__What to do__:
Each line holding the word "Ylitalo" counts once; give the total and nothing more.

__Entries__:

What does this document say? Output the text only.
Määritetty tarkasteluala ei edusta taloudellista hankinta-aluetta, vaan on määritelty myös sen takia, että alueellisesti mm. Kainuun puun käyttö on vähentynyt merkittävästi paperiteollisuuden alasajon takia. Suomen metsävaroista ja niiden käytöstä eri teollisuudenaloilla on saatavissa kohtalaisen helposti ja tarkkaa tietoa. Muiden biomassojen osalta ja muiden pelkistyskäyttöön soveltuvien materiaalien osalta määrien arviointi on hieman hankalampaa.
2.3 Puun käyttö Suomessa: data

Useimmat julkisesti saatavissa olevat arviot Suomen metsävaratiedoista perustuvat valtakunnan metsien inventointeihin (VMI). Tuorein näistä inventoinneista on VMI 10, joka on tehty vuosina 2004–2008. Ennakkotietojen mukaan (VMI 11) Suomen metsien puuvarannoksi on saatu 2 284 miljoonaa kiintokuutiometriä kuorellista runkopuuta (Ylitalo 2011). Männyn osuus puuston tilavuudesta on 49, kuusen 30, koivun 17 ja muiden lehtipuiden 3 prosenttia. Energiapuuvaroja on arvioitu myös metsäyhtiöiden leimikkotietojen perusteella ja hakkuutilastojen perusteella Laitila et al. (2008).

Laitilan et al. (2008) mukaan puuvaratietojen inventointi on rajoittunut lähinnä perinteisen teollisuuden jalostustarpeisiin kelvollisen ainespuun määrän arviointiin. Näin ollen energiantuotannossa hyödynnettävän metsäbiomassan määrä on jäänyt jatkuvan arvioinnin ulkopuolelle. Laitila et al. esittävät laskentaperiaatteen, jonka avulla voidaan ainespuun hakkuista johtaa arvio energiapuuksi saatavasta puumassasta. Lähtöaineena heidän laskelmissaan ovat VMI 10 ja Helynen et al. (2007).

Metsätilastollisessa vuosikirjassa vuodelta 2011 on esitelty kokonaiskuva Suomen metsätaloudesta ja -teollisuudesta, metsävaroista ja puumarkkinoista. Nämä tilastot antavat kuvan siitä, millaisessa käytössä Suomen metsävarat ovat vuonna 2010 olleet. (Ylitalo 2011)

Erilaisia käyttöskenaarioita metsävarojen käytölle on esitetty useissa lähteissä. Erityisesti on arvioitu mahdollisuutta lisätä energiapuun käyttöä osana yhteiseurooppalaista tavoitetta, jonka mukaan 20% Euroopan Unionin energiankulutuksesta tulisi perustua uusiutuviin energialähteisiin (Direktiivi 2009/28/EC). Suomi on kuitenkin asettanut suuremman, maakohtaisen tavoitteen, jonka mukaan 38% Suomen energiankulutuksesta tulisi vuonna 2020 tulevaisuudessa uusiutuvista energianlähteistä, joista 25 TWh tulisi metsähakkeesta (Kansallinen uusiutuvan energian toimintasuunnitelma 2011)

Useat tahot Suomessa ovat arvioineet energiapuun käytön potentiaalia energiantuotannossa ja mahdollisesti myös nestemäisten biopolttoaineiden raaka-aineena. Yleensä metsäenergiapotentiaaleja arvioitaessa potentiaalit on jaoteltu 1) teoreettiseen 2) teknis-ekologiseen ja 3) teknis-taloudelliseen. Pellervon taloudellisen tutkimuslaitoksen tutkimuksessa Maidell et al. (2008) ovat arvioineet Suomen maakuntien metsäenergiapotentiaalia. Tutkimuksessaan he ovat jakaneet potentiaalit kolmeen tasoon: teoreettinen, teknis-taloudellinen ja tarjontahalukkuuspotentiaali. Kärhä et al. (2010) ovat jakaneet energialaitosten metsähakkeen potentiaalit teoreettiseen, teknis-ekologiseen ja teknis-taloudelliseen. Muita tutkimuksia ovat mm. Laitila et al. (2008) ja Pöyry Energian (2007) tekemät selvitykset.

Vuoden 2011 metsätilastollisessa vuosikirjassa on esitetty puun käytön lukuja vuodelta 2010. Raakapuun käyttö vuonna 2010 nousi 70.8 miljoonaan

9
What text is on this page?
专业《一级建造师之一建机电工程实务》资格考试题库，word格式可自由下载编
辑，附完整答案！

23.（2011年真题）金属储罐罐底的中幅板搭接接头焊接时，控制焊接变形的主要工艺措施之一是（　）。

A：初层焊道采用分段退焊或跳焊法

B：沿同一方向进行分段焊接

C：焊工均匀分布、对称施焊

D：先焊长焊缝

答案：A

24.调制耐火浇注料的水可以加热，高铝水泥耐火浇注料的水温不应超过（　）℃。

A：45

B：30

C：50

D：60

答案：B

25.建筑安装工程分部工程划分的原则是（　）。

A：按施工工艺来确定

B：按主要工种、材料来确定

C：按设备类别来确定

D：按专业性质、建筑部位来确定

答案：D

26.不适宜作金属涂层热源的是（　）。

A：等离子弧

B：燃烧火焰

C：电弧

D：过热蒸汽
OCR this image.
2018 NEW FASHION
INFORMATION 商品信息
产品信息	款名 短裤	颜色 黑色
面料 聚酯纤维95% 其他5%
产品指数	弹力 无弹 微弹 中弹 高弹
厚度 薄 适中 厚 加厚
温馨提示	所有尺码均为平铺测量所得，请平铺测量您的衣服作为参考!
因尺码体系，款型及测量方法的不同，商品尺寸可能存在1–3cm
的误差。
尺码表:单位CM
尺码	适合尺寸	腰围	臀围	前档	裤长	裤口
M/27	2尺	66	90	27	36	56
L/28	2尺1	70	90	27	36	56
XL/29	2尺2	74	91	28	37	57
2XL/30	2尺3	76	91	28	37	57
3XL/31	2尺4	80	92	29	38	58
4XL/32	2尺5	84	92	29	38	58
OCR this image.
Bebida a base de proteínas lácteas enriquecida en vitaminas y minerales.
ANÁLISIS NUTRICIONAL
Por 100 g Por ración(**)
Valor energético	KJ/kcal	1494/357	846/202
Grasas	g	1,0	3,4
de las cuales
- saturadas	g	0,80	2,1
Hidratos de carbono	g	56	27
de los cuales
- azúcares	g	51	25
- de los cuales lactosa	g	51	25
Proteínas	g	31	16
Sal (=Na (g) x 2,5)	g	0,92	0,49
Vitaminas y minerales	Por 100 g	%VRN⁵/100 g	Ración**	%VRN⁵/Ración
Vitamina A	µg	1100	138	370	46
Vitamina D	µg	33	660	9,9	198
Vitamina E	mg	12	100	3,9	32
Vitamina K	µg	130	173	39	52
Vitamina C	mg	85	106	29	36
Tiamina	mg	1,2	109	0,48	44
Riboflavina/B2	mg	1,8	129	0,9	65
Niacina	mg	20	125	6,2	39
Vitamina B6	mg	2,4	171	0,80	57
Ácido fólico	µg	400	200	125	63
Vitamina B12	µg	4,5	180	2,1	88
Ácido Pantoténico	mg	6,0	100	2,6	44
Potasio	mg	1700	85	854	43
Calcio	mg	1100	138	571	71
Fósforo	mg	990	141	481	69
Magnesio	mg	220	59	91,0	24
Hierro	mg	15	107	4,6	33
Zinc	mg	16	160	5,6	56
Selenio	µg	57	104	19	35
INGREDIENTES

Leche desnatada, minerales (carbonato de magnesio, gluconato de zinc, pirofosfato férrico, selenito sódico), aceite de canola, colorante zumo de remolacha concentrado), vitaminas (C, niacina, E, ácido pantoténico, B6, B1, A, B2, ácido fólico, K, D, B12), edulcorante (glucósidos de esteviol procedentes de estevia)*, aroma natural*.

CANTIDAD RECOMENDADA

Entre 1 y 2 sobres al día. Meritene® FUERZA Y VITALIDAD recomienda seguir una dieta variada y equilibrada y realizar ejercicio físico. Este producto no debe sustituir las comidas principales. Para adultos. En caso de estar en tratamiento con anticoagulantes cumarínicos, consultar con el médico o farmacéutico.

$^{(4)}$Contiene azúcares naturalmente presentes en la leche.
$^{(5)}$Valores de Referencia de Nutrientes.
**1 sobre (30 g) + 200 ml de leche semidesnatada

__Written answer__:
2